**DATASET EXCERPTS:**
**********

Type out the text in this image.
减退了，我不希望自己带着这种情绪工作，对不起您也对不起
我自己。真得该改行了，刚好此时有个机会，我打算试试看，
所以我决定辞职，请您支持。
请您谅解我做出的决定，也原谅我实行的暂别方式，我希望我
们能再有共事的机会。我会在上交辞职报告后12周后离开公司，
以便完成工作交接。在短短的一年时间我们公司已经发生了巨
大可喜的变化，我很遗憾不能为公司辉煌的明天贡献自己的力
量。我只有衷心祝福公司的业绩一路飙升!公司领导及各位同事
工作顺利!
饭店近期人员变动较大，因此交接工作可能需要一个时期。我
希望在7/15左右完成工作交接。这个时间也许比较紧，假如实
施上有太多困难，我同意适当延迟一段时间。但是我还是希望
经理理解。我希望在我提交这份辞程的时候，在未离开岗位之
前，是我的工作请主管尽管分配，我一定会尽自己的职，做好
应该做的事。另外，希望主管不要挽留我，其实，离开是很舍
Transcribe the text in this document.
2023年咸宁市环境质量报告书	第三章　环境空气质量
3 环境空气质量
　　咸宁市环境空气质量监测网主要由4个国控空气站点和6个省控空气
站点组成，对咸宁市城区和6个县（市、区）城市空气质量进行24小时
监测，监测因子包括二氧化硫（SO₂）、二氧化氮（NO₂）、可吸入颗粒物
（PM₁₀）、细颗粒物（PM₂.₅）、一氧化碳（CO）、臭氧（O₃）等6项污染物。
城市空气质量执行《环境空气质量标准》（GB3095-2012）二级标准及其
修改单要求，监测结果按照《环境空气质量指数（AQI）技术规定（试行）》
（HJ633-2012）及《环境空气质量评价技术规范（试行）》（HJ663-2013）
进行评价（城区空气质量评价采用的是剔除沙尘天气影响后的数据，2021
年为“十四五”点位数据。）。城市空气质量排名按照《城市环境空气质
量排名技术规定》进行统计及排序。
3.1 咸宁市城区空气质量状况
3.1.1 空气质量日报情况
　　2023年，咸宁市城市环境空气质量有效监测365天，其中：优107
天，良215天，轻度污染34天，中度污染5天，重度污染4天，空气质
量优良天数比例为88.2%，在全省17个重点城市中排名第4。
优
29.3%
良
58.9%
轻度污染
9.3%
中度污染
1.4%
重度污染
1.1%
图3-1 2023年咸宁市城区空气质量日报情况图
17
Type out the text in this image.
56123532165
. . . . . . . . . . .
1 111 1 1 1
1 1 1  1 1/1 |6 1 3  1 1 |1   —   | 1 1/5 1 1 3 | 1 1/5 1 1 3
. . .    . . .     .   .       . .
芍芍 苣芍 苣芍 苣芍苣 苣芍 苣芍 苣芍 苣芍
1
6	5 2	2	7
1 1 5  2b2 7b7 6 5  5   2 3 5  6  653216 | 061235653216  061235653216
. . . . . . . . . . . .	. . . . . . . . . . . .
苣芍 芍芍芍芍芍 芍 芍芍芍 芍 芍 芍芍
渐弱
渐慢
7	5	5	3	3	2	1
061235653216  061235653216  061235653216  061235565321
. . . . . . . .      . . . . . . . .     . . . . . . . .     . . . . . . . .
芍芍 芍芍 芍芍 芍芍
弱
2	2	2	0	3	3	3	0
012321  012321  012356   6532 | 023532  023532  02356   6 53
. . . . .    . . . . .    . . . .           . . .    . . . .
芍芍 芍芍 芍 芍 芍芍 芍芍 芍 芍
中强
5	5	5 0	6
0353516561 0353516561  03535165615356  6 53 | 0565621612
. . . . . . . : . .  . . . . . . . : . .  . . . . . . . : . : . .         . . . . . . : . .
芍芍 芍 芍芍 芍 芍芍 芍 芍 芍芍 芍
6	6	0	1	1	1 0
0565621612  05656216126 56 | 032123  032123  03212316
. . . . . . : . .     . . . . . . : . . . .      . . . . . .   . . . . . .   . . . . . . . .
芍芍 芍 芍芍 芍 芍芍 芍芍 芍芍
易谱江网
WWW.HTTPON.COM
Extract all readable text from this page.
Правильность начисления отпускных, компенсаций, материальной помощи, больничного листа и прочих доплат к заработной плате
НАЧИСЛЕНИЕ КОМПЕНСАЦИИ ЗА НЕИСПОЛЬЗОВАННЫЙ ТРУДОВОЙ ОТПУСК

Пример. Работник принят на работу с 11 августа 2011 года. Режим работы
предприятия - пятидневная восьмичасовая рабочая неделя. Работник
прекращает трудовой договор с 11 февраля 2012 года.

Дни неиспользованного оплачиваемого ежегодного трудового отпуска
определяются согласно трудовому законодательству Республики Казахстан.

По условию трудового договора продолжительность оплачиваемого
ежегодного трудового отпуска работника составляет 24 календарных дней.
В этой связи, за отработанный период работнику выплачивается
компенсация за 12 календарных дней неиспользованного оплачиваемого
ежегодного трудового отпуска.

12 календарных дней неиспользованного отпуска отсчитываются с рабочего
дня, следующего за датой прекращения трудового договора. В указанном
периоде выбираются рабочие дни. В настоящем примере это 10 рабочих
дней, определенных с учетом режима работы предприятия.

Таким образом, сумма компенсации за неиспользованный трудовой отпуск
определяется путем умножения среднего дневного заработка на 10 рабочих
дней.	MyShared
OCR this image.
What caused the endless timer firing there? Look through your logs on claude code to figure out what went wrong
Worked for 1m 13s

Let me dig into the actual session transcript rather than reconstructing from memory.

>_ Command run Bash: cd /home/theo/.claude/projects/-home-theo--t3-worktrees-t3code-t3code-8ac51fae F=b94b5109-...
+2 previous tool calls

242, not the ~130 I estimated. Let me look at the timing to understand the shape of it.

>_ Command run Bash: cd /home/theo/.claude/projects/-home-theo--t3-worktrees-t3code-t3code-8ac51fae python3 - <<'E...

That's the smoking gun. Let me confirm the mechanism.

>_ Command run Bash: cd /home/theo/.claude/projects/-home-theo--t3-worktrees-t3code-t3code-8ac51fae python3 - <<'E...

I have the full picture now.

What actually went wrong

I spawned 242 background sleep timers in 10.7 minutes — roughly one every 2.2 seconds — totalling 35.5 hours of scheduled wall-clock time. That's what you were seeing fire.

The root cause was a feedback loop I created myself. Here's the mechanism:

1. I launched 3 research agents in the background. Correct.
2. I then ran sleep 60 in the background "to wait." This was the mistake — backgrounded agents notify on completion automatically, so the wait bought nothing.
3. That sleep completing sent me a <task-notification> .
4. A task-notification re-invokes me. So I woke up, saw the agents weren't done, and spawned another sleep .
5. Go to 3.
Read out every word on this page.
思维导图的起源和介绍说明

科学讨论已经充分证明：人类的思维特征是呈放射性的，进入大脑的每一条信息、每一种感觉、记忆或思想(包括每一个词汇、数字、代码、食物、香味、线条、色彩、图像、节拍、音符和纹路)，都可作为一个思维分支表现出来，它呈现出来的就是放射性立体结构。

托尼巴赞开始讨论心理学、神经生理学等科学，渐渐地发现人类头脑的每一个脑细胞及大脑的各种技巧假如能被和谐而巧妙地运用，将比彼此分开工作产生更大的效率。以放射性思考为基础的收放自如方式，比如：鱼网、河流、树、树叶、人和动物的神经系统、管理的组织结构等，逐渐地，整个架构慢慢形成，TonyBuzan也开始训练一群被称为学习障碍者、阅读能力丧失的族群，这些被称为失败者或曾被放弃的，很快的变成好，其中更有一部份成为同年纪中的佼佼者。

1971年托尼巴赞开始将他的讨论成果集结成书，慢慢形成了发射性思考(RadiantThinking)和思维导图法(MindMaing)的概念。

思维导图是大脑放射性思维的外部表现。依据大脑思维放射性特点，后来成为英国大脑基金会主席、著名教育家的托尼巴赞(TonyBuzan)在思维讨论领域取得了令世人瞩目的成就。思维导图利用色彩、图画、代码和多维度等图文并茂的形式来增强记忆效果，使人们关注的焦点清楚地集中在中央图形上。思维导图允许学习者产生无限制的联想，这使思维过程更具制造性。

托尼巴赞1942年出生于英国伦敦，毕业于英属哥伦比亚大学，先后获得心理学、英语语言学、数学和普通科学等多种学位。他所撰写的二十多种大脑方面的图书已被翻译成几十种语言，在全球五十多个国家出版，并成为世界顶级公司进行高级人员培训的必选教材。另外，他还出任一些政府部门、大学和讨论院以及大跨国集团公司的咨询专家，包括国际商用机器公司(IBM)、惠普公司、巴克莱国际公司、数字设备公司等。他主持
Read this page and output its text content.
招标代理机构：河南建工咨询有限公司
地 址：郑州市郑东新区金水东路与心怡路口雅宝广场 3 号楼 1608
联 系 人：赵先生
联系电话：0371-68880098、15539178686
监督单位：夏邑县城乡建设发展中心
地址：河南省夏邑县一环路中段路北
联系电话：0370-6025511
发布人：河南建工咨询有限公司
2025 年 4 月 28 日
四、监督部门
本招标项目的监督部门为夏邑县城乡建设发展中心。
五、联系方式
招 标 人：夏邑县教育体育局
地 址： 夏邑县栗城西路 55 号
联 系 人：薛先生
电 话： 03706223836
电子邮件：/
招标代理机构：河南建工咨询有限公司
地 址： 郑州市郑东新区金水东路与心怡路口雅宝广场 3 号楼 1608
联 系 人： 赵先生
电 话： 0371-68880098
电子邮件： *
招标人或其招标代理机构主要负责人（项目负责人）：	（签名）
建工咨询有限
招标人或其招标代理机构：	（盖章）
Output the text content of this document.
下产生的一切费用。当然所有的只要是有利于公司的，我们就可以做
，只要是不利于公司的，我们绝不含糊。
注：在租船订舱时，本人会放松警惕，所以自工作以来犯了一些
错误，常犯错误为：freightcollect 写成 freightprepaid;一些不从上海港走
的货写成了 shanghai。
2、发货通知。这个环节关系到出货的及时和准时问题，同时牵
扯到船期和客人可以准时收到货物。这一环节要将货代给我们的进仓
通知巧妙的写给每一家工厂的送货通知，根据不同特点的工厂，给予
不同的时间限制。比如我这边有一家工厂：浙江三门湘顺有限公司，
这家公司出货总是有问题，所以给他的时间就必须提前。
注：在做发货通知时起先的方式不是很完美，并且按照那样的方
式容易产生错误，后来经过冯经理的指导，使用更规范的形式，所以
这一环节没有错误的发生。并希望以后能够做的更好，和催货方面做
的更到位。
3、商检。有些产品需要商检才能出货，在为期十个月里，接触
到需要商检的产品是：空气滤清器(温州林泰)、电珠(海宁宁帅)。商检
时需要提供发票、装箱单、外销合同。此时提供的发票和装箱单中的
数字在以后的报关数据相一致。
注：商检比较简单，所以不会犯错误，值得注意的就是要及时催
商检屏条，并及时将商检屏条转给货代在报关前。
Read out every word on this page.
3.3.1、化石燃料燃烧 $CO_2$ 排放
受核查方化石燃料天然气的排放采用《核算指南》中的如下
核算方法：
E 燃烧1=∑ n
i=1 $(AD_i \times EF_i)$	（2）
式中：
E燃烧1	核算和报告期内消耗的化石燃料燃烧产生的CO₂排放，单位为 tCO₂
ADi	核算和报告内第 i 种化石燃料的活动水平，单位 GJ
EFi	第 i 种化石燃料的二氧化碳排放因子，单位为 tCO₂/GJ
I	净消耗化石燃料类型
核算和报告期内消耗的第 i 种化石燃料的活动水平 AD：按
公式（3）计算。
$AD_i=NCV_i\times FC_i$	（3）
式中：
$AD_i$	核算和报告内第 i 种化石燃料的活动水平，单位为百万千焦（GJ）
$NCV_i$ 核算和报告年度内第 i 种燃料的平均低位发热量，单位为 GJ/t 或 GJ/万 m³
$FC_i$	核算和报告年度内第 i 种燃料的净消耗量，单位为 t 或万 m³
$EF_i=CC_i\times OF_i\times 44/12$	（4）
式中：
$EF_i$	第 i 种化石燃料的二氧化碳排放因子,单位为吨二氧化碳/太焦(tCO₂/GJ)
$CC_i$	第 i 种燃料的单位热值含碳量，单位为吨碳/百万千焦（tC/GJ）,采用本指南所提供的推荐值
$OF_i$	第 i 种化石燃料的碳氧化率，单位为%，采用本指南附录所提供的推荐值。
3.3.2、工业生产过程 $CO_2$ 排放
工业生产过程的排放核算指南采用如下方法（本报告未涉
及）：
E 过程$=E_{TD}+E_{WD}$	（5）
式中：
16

**********

**DO THIS:** Set out exactly the run of lines that begins at the line holding "Read this page and output its text content." and ends at the last line of the data.

**WRITTEN RESPONSE:**
Read this page and output its text content.
招标代理机构：河南建工咨询有限公司
地 址：郑州市郑东新区金水东路与心怡路口雅宝广场 3 号楼 1608
联 系 人：赵先生
联系电话：0371-68880098、15539178686
监督单位：夏邑县城乡建设发展中心
地址：河南省夏邑县一环路中段路北
联系电话：0370-6025511
发布人：河南建工咨询有限公司
2025 年 4 月 28 日
四、监督部门
本招标项目的监督部门为夏邑县城乡建设发展中心。
五、联系方式
招 标 人：夏邑县教育体育局
地 址： 夏邑县栗城西路 55 号
联 系 人：薛先生
电 话： 03706223836
电子邮件：/
招标代理机构：河南建工咨询有限公司
地 址： 郑州市郑东新区金水东路与心怡路口雅宝广场 3 号楼 1608
联 系 人： 赵先生
电 话： 0371-68880098
电子邮件： *
招标人或其招标代理机构主要负责人（项目负责人）：	（签名）
建工咨询有限
招标人或其招标代理机构：	（盖章）
Output the text content of this document.
下产生的一切费用。当然所有的只要是有利于公司的，我们就可以做
，只要是不利于公司的，我们绝不含糊。
注：在租船订舱时，本人会放松警惕，所以自工作以来犯了一些
错误，常犯错误为：freightcollect 写成 freightprepaid;一些不从上海港走
的货写成了 shanghai。
2、发货通知。这个环节关系到出货的及时和准时问题，同时牵
扯到船期和客人可以准时收到货物。这一环节要将货代给我们的进仓
通知巧妙的写给每一家工厂的送货通知，根据不同特点的工厂，给予
不同的时间限制。比如我这边有一家工厂：浙江三门湘顺有限公司，
这家公司出货总是有问题，所以给他的时间就必须提前。
注：在做发货通知时起先的方式不是很完美，并且按照那样的方
式容易产生错误，后来经过冯经理的指导，使用更规范的形式，所以
这一环节没有错误的发生。并希望以后能够做的更好，和催货方面做
的更到位。
3、商检。有些产品需要商检才能出货，在为期十个月里，接触
到需要商检的产品是：空气滤清器(温州林泰)、电珠(海宁宁帅)。商检
时需要提供发票、装箱单、外销合同。此时提供的发票和装箱单中的
数字在以后的报关数据相一致。
注：商检比较简单，所以不会犯错误，值得注意的就是要及时催
商检屏条，并及时将商检屏条转给货代在报关前。
Read out every word on this page.
3.3.1、化石燃料燃烧 $CO_2$ 排放
受核查方化石燃料天然气的排放采用《核算指南》中的如下
核算方法：
E 燃烧1=∑ n
i=1 $(AD_i \times EF_i)$	（2）
式中：
E燃烧1	核算和报告期内消耗的化石燃料燃烧产生的CO₂排放，单位为 tCO₂
ADi	核算和报告内第 i 种化石燃料的活动水平，单位 GJ
EFi	第 i 种化石燃料的二氧化碳排放因子，单位为 tCO₂/GJ
I	净消耗化石燃料类型
核算和报告期内消耗的第 i 种化石燃料的活动水平 AD：按
公式（3）计算。
$AD_i=NCV_i\times FC_i$	（3）
式中：
$AD_i$	核算和报告内第 i 种化石燃料的活动水平，单位为百万千焦（GJ）
$NCV_i$ 核算和报告年度内第 i 种燃料的平均低位发热量，单位为 GJ/t 或 GJ/万 m³
$FC_i$	核算和报告年度内第 i 种燃料的净消耗量，单位为 t 或万 m³
$EF_i=CC_i\times OF_i\times 44/12$	（4）
式中：
$EF_i$	第 i 种化石燃料的二氧化碳排放因子,单位为吨二氧化碳/太焦(tCO₂/GJ)
$CC_i$	第 i 种燃料的单位热值含碳量，单位为吨碳/百万千焦（tC/GJ）,采用本指南所提供的推荐值
$OF_i$	第 i 种化石燃料的碳氧化率，单位为%，采用本指南附录所提供的推荐值。
3.3.2、工业生产过程 $CO_2$ 排放
工业生产过程的排放核算指南采用如下方法（本报告未涉
及）：
E 过程$=E_{TD}+E_{WD}$	（5）
式中：
16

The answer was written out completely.